* **DIRECTIONS**
Copy exactly the lines from the "Give me the" line to the end, both included, and nothing else.

* **DATASET ENTRIES**
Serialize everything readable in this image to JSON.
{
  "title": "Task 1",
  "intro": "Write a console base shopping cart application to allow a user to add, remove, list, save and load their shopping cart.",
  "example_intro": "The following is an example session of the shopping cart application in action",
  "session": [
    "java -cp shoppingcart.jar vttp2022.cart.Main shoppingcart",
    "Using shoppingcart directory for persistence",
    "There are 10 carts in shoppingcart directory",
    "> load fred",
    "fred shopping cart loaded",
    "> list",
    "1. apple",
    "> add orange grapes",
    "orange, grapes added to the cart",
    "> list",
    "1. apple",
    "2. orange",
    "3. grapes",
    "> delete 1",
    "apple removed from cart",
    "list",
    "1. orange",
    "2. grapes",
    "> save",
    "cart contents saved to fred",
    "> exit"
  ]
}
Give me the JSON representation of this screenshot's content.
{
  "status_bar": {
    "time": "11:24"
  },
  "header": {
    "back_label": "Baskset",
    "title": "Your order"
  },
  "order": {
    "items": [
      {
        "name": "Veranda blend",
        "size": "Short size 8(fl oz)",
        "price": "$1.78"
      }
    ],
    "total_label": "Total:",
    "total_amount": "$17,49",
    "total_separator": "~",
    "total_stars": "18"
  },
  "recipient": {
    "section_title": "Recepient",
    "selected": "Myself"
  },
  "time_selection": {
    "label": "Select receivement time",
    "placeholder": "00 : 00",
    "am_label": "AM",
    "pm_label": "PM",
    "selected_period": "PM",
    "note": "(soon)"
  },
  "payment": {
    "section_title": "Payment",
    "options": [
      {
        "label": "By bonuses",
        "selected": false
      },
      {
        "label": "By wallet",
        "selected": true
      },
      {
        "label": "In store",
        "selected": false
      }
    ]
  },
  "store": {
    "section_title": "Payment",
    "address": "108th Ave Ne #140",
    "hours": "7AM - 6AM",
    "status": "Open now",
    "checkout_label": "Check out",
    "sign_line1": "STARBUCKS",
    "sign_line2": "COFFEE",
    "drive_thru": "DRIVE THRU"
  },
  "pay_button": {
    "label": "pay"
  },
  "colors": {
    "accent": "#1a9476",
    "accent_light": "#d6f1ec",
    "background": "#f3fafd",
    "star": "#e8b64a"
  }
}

* **FULL ANSWER**
Give me the JSON representation of this screenshot's content.
{
  "status_bar": {
    "time": "11:24"
  },
  "header": {
    "back_label": "Baskset",
    "title": "Your order"
  },
  "order": {
    "items": [
      {
        "name": "Veranda blend",
        "size": "Short size 8(fl oz)",
        "price": "$1.78"
      }
    ],
    "total_label": "Total:",
    "total_amount": "$17,49",
    "total_separator": "~",
    "total_stars": "18"
  },
  "recipient": {
    "section_title": "Recepient",
    "selected": "Myself"
  },
  "time_selection": {
    "label": "Select receivement time",
    "placeholder": "00 : 00",
    "am_label": "AM",
    "pm_label": "PM",
    "selected_period": "PM",
    "note": "(soon)"
  },
  "payment": {
    "section_title": "Payment",
    "options": [
      {
        "label": "By bonuses",
        "selected": false
      },
      {
        "label": "By wallet",
        "selected": true
      },
      {
        "label": "In store",
        "selected": false
      }
    ]
  },
  "store": {
    "section_title": "Payment",
    "address": "108th Ave Ne #140",
    "hours": "7AM - 6AM",
    "status": "Open now",
    "checkout_label": "Check out",
    "sign_line1": "STARBUCKS",
    "sign_line2": "COFFEE",
    "drive_thru": "DRIVE THRU"
  },
  "pay_button": {
    "label": "pay"
  },
  "colors": {
    "accent": "#1a9476",
    "accent_light": "#d6f1ec",
    "background": "#f3fafd",
    "star": "#e8b64a"
  }
}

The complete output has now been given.